# Tasks for this exercise
A) Answer these questions about the C++ operator overloading article:
(i) According to the code comment, why must Matrix::operator+ return an object rather than a reference?
(ii) What is the name of the subscript operator?
(iii) For what kind of class is overloading -> described as useful?
B) Carry on the C++ operator overloading article past its final sentence.

# Document section
--------------------------------------------------

C++ - Part 5

Tony Houghton

This month's article is a direct continuation from last month and does not stand alone. Please read last month's article first.

Assignment operators

Assignment operators are those such as += and *=. It is natural to think of implementing, say += in terms of + and =, but it can be more efficient to do the reverse, i.e. use += to implement +. Complex objects are small, so little would be gained, but consider a class with many data members, such as a large matrix. A suitable += operator function would be something like:

Matrix &Matrix::operator+=(Matrix &m)
{
  // Add each element of m to each
  // element of self (*this)
  return *this;
}

This saves creating a temporary object. For + we cannot avoid creating a temporary object, but to save repeating code, we can call += :

Matrix Matrix::operator+(Matrix &m)
// Must return object, not reference
// because temp will be destroyed
// after return
{
  Matrix temp = *this;
  temp += m;
  return temp;
}

Subscripting

The subscript operator is operator[]. This can be overloaded with a subscripting operand (the expression inside the square brackets) of any type. A common use is for an associative array. Consider an example which contains a set of strings, each string having an associated number, being used to convert textual user input into something which the program can make more sense of:

class Command {/*...*/};
// representing various actions the
// program can perform
class CommandSet {
  // List of strings & Commands etc
public:
  Command operator[](char *str);
  // Find a Command to match str
};
extern CommandSet command_set;
void process_input()
{
  char input[256];
  cin >> input;
  Command com = command_set[input];
  // Do something based on com
}

Function call

To enable overloading of function call, a calling expression of the form function(expression list) is interpreted as function.operator()(expression list), where function is the name of an object.

In the above example, we would most likely want the Command returned by command_set to perform an action depending on its internal information, and on a parameter supplied by the caller. To simplify the call notation, we could supply Command with a () operator:

void Command::operator()(char *carg)
{
  // Take some action depending on
  // object's internal information
  // with carg as a parameter
}

and process_input() would become:

void process_input()
{
  char input[256];
  cin >> input;
  Command com = command_set[input];
  cin >> input;
  com(input);
}

This is a good example of when to overload function call; one particular method of the class dominates all others.

Dereferencing

Dereferencing is the name for -> statements; -> can be overloaded as a unary operator; this is useful for a container class, where you could use -> to access members of the contained object.

The dereferencing operator is redefined as a function returning a pointer to some other class or structure. When the compiler encounters a -> call for the container class, it applies -> (as known to C programmers) to the object pointed to by the return value of operator->().

struct X {
  int a;
  float b;
};
class PtrToX {
  X *x;
public:
  // ...
  X *operator->()  { return x; }
};
extern PtrToX px;
int main()
{
  int i = px->a;
    // Equivalent to i = (px.x)->a;
    // except the latter would not
    // be allowed due to a being a
    // private member
}

A quick recall of the rules for overloading clarifies the point that there can only be one operator-> for each class, because only the return type could change.

--------------------------------------------------

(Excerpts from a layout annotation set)
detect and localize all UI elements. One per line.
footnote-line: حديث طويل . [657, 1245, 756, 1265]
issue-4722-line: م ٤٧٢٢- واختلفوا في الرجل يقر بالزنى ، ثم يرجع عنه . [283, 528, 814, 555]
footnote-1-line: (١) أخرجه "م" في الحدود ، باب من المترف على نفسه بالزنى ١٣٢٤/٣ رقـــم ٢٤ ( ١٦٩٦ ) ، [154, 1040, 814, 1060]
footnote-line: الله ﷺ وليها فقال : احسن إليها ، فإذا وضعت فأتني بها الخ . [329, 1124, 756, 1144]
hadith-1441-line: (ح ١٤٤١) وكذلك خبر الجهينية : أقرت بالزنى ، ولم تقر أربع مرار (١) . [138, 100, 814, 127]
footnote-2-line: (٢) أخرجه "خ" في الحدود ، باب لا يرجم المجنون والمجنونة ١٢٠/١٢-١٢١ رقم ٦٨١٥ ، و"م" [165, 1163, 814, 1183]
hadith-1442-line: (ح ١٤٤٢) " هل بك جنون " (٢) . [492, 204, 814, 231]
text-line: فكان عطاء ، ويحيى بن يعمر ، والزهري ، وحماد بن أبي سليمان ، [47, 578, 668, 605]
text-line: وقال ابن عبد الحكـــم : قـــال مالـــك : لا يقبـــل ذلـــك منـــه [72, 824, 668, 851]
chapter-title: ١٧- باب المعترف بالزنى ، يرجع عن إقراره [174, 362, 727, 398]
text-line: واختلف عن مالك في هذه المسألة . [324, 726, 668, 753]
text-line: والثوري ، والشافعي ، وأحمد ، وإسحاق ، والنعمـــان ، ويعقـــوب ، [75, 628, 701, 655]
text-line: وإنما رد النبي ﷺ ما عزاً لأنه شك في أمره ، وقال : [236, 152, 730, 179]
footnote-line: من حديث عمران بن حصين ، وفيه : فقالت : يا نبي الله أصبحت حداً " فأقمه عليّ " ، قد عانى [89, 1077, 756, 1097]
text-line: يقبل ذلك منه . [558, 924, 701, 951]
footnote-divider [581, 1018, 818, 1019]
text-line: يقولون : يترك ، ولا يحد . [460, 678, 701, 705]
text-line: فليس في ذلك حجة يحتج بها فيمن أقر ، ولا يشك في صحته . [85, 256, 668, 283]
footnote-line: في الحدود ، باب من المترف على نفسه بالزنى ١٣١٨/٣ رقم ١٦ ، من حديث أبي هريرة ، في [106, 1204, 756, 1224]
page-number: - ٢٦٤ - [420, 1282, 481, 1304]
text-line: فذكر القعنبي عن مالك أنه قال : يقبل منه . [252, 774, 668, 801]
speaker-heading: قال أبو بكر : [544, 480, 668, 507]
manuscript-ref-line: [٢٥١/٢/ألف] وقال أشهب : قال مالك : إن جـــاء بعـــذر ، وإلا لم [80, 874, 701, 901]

--------------------------------------------------

# Responses to the exercise
A)
(i) Because temp will be destroyed after return.
(ii) operator[]
(iii) A container class.

B)
Increment and decrement

The only difference between the operators ++ and -- and other unary operators is that they can be postfix operators (e.g. a++) as well as the more usual prefix (e.g. ++a). Since there can be no assumption that ++ and -- will always have similar meanings as when applied to an int, it is necessary to define the prefix and postfix versions separately. The prefix version is no problem - this is the same as for any other unary operator. To define and declare a postfix version, you add a dummy int argument which is never actually used. For stand-alone functions, the int is placed as the second argument, while for member functions, it is placed as the only argument. For example:

X *PtrToX::operator++()    // Prefix
{ return ++x; }
X *PtrToX::operator++(int) // Postfix
{ return x++; }

A common application for the increment and decrement operators is in conjunction with dereferencing and subscripting to implement a 'smart pointer'. At its simplest, a smart pointer is essentially a pointer contained within a class so that checking can be applied to ensure it always points to a proper object etc. Overloading allows the creation of an interface to make the class appear as a pointer.

Free store

It is possible to define new versions of new and delete as member operator functions, but they are both special cases.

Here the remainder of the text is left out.